● **What this task involves**: Identify the lines that contain the string "document" and copy all of them.
-- Begin Data provided --
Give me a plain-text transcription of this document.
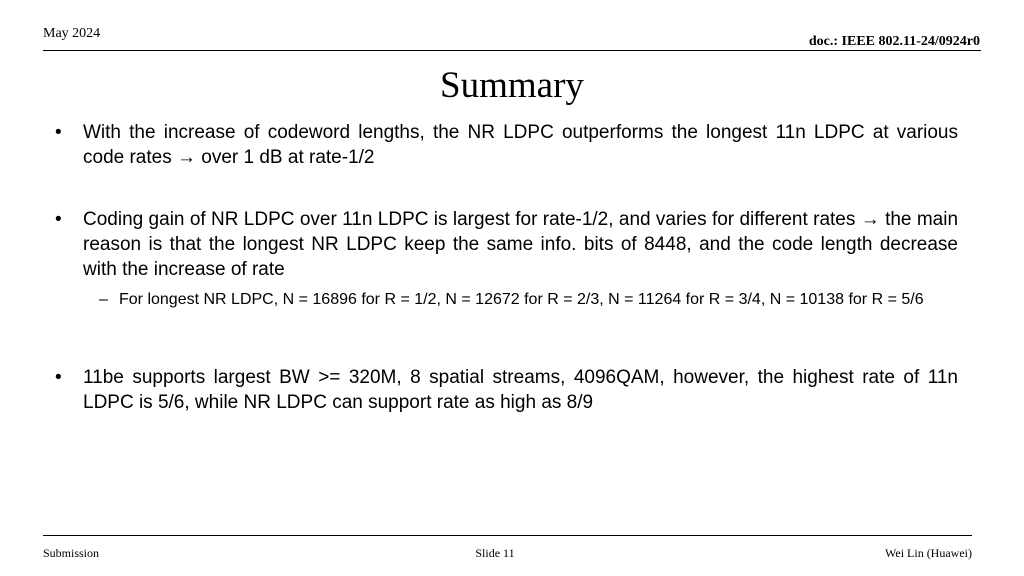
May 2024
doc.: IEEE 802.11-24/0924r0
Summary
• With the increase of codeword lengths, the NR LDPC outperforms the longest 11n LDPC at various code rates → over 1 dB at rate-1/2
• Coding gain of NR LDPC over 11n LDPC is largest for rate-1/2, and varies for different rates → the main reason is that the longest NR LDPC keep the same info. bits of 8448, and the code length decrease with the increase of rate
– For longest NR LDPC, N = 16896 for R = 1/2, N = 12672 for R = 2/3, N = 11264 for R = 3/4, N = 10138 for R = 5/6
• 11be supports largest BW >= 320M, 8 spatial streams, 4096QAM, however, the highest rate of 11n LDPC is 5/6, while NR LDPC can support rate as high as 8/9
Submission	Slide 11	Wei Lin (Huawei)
-- End Data provided --
-- Begin Data provided --
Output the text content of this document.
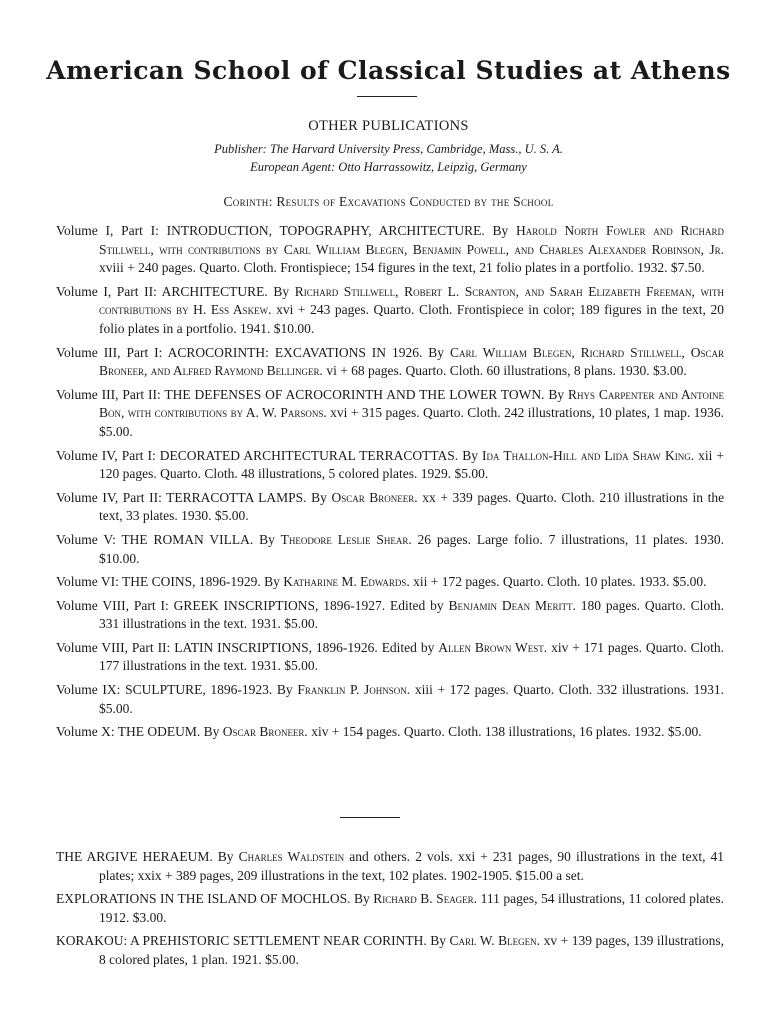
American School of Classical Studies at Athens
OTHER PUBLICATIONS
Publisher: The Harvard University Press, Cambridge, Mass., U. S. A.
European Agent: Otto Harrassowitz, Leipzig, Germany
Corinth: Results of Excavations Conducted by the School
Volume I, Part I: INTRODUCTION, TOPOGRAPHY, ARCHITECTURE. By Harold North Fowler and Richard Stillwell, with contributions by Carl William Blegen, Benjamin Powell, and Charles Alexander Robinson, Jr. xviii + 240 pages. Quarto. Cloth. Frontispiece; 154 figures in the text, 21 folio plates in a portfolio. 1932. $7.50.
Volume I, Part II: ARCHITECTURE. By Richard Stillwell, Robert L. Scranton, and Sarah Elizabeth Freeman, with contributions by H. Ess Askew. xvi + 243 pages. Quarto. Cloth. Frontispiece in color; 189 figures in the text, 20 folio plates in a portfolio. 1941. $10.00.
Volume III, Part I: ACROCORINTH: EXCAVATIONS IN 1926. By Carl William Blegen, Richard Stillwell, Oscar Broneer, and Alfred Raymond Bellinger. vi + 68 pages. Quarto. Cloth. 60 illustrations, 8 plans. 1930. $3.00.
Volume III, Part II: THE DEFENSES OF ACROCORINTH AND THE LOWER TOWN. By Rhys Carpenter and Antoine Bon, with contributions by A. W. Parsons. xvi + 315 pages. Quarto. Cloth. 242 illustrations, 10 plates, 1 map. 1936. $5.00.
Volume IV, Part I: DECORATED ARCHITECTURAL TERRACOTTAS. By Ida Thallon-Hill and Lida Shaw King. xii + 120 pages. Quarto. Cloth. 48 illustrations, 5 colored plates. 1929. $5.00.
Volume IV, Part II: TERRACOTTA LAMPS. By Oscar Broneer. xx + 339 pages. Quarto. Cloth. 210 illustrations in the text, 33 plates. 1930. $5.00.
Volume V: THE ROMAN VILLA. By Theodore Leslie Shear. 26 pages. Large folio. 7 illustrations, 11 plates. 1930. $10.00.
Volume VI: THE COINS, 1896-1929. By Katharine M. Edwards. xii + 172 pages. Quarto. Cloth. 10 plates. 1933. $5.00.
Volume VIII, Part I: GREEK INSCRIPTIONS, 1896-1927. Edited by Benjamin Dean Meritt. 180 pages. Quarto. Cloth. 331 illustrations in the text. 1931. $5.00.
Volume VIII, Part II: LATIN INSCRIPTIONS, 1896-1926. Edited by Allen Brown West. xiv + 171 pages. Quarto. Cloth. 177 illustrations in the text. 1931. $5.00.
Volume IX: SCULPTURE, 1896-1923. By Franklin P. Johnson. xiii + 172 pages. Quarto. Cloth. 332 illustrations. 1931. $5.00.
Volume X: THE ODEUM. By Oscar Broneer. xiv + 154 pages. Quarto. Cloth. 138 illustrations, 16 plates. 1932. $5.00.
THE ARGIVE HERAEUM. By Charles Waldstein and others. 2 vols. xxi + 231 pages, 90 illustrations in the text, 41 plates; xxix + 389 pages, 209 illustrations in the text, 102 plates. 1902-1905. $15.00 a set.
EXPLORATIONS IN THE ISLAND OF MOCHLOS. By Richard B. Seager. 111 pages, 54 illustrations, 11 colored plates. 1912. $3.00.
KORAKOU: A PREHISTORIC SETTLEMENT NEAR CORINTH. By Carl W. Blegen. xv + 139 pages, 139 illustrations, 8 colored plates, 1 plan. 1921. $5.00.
-- End Data provided --
● **Result**:
Give me a plain-text transcription of this document.
Output the text content of this document.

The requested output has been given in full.